• [Work to be completed] How many lines in the records below hold the string "that"? Answer with the number alone.

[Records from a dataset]
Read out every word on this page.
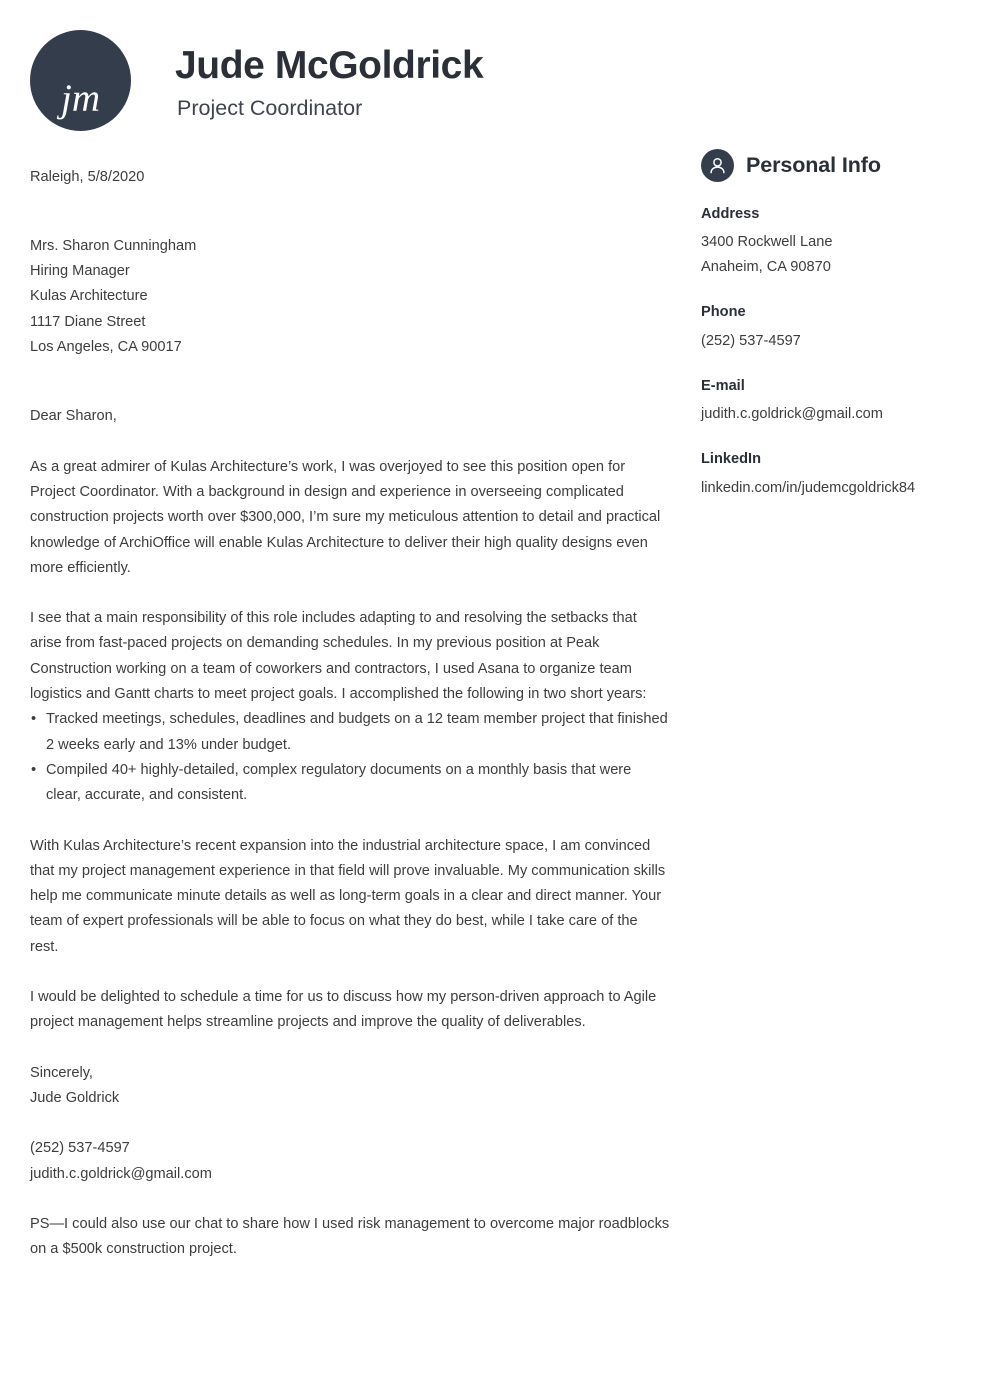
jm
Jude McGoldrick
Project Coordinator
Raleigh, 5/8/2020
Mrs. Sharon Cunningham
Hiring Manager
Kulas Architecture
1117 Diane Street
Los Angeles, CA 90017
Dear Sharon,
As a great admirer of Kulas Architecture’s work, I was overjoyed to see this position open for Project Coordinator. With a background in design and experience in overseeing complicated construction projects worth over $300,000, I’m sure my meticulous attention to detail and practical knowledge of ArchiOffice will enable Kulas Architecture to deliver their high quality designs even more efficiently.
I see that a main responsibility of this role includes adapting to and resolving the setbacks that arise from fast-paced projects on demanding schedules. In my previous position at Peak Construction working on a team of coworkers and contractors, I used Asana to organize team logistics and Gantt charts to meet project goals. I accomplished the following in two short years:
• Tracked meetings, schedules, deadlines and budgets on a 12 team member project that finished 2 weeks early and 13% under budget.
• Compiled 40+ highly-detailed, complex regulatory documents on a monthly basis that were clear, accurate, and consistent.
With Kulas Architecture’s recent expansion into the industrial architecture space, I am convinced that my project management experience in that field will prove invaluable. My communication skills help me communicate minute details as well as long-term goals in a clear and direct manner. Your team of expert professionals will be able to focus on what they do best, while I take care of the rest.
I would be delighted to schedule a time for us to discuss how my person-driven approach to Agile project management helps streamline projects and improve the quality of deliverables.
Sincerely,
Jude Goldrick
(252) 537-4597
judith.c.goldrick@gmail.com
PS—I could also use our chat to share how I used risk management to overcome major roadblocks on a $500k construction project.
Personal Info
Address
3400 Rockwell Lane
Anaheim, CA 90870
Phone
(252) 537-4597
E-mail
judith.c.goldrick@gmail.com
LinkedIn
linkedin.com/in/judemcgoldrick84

...

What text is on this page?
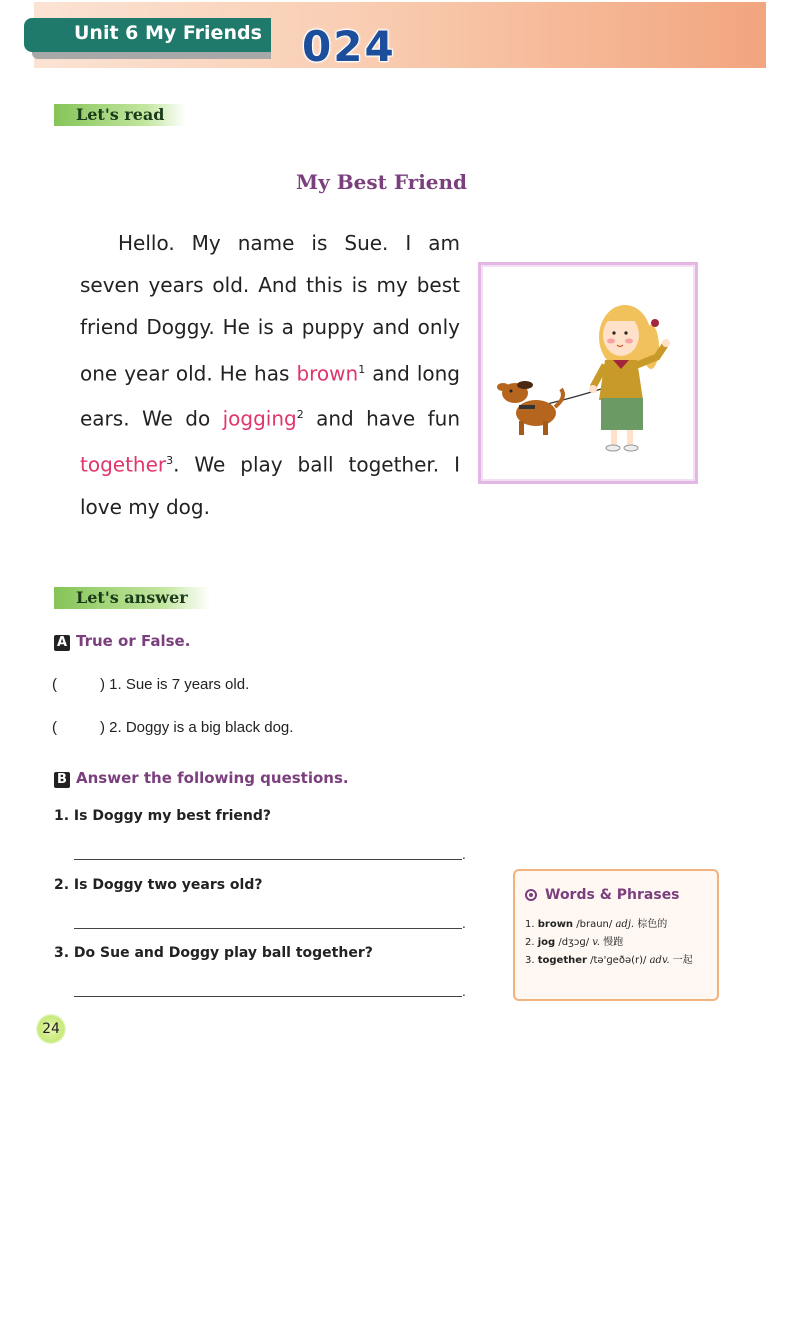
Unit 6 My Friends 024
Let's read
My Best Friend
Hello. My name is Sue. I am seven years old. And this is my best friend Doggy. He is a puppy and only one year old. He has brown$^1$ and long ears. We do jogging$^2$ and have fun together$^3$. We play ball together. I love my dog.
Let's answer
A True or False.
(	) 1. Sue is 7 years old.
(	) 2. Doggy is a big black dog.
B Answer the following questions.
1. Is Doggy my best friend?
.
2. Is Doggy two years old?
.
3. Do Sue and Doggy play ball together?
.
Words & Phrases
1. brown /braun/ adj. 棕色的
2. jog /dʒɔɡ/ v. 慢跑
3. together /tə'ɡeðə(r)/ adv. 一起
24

• [Answer for the task] 4